Each line holding the word "ALAVÉS" counts once; give the total and nothing more.

▬▬▬▬▬▬▬▬▬▬

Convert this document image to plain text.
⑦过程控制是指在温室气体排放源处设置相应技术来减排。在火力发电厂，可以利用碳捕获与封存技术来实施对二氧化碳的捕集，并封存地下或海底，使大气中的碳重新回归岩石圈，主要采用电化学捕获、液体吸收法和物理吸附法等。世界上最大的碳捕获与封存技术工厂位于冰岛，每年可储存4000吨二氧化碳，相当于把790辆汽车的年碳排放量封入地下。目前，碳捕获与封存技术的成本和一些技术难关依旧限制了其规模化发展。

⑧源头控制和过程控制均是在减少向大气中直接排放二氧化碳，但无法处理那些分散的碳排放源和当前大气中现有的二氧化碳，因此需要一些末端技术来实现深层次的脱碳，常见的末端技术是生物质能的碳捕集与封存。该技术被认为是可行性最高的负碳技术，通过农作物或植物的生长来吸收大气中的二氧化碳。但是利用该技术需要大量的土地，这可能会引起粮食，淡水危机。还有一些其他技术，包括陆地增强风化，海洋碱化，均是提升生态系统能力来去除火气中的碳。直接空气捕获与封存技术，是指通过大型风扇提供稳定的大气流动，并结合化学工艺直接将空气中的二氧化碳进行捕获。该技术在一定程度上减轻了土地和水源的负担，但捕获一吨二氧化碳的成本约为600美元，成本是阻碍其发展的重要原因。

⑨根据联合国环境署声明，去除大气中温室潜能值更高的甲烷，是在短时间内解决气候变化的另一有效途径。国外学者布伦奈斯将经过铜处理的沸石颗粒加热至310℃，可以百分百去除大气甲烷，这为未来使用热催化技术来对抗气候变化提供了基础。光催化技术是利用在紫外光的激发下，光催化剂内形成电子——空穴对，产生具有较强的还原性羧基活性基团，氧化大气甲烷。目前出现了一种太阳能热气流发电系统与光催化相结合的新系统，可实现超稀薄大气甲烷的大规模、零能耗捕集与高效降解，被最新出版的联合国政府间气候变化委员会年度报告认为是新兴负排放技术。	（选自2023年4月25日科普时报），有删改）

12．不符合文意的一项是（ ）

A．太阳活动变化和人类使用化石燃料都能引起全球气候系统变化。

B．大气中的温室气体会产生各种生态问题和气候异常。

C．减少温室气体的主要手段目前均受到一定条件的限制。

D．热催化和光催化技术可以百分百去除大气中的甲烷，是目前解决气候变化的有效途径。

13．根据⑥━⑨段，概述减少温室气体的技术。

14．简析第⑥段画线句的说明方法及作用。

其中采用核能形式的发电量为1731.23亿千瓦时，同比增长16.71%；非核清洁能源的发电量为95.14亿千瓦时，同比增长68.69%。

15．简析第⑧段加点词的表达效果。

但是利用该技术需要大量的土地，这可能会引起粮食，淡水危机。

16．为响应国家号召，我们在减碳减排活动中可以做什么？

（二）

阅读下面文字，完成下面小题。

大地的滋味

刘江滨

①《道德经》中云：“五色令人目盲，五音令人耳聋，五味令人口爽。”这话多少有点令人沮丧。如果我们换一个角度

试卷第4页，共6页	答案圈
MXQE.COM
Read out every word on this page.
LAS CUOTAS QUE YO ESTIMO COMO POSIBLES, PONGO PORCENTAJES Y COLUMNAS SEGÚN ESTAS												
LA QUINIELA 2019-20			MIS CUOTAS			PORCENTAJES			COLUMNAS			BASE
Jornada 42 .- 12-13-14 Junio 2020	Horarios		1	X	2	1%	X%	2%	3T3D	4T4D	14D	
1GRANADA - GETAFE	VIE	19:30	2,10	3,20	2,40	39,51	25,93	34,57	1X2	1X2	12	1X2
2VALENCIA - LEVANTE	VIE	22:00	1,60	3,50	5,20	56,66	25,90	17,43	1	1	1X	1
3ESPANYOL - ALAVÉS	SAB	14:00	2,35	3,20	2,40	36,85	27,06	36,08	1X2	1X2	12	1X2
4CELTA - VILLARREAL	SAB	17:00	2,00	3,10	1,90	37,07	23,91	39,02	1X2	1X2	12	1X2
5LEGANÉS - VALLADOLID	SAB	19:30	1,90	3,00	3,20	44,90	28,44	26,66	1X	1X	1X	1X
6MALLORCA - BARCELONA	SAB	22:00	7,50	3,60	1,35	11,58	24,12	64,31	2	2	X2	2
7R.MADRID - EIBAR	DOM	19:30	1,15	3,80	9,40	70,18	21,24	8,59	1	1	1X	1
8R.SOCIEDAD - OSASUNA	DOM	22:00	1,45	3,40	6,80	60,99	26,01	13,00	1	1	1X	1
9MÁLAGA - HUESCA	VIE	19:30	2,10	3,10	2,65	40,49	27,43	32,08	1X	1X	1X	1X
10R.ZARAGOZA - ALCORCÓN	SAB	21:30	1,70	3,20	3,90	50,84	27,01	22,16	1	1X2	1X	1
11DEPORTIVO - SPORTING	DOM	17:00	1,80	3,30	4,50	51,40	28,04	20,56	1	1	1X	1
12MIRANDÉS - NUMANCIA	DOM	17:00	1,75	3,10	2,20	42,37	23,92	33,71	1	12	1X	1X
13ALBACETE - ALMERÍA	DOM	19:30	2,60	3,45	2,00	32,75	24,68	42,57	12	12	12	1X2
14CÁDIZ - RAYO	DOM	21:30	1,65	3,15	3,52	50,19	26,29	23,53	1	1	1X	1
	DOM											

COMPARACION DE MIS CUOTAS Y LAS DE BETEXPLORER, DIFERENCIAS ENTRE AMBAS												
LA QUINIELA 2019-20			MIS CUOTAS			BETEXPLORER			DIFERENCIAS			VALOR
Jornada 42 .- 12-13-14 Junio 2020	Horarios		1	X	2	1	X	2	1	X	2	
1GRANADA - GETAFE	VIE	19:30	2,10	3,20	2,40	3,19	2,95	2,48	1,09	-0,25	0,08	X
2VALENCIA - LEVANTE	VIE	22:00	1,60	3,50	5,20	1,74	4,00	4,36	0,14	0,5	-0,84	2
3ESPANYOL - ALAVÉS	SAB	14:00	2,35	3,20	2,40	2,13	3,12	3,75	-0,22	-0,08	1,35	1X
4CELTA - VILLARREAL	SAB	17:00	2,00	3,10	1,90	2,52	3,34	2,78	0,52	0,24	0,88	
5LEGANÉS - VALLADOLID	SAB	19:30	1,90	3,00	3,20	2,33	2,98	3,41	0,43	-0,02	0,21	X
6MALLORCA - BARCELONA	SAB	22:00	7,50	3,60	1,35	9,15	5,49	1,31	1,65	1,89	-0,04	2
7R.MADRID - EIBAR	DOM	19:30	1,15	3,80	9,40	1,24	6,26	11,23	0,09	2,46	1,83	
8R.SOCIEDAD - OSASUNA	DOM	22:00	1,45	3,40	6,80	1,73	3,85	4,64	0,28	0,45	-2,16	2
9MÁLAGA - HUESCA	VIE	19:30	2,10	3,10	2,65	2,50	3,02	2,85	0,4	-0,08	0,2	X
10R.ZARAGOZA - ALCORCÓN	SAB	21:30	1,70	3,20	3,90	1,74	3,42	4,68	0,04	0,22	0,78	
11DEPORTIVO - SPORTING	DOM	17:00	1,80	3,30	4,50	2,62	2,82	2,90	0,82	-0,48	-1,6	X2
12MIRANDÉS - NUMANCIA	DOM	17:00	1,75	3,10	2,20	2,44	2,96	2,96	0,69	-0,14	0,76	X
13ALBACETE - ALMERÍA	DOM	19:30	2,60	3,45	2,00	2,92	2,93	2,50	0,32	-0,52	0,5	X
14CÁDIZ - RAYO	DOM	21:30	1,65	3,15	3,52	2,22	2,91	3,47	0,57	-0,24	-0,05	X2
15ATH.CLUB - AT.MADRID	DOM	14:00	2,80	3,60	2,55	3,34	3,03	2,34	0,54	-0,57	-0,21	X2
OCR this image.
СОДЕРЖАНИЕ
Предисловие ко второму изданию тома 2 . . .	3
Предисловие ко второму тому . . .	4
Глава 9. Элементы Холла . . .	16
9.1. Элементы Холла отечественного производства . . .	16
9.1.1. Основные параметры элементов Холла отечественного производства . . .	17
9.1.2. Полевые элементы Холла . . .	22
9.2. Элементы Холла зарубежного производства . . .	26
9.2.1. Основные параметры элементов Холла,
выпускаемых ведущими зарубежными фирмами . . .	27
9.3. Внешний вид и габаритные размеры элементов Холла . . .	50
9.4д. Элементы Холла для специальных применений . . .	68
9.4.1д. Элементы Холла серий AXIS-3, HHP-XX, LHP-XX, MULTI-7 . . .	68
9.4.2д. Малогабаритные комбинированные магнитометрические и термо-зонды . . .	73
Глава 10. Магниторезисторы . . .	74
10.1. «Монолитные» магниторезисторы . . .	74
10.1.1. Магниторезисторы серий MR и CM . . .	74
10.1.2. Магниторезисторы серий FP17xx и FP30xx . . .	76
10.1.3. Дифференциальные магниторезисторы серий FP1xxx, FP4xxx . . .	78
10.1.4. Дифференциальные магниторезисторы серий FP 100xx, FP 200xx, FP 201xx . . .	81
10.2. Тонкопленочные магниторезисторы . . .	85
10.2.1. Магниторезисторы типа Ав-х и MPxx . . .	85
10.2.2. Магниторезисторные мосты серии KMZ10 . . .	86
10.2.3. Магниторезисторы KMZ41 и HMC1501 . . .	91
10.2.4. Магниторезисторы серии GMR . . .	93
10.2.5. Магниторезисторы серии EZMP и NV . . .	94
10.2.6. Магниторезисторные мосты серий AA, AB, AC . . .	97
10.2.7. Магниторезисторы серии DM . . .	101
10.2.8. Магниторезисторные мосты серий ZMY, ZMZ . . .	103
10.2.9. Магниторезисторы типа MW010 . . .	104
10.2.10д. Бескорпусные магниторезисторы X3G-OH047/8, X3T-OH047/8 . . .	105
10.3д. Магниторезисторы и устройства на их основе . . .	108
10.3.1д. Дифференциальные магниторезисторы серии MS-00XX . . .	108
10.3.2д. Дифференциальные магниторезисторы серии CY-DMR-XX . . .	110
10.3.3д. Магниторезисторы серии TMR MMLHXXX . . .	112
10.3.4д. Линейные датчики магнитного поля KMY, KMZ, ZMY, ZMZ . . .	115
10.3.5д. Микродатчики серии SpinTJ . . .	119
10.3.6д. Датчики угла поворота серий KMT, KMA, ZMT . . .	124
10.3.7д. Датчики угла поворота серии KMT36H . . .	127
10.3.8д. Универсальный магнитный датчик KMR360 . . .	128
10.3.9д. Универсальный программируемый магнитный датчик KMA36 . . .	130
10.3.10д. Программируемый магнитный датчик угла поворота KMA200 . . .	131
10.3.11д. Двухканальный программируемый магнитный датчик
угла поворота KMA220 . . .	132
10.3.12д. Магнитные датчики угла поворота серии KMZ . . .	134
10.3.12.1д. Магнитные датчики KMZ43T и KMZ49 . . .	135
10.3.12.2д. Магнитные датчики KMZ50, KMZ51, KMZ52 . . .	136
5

▬▬▬▬▬▬▬▬▬▬

### Result of this task
2